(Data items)
──────
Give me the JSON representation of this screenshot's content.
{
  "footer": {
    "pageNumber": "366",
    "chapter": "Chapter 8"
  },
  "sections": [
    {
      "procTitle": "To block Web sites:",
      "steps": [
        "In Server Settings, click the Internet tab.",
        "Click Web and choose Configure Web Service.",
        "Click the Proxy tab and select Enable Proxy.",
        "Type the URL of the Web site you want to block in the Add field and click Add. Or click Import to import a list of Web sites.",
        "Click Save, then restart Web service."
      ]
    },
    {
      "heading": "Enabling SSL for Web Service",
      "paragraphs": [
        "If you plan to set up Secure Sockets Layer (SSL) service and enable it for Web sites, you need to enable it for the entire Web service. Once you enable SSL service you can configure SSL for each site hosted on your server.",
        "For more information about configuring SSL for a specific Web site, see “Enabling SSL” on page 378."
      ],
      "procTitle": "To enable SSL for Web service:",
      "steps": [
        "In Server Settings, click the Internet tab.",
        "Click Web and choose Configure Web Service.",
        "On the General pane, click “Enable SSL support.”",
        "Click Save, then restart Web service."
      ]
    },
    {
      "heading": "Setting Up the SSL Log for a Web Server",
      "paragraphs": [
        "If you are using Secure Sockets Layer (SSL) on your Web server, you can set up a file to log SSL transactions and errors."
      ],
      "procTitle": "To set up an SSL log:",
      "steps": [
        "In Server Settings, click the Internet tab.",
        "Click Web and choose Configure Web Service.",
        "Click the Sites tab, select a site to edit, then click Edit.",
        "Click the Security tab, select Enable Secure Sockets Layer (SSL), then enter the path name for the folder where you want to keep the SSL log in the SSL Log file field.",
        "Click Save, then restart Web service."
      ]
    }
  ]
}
──────
**JOB**
Gather every line from the listing above in which "heading" appears, and copy those lines.

**REPLY TO THE TASK**
      "heading": "Enabling SSL for Web Service",
      "heading": "Setting Up the SSL Log for a Web Server",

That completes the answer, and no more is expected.